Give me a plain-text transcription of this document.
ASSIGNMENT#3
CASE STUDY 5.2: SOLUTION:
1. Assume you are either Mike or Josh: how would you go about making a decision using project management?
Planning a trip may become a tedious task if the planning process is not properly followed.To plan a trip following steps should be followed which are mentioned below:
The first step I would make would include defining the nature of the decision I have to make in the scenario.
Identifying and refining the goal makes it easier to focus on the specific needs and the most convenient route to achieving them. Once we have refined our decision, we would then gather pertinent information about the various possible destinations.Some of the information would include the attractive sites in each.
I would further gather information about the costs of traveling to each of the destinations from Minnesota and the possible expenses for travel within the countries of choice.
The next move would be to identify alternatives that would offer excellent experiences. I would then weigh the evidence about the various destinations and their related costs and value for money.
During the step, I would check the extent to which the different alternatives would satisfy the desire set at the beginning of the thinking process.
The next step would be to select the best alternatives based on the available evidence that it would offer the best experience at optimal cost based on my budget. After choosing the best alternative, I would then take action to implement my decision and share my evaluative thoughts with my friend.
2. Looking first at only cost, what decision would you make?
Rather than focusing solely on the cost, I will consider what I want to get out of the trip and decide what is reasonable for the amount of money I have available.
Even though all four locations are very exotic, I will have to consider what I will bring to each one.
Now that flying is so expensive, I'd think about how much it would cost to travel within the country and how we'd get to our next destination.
......
> **What to produce**
Copy and report every line where the word "include" is present.

> **Exercise response**
The first step I would make would include defining the nature of the decision I have to make in the scenario.
Identifying and refining the goal makes it easier to focus on the specific needs and the most convenient route to achieving them. Once we have refined our decision, we would then gather pertinent information about the various possible destinations.Some of the information would include the attractive sites in each.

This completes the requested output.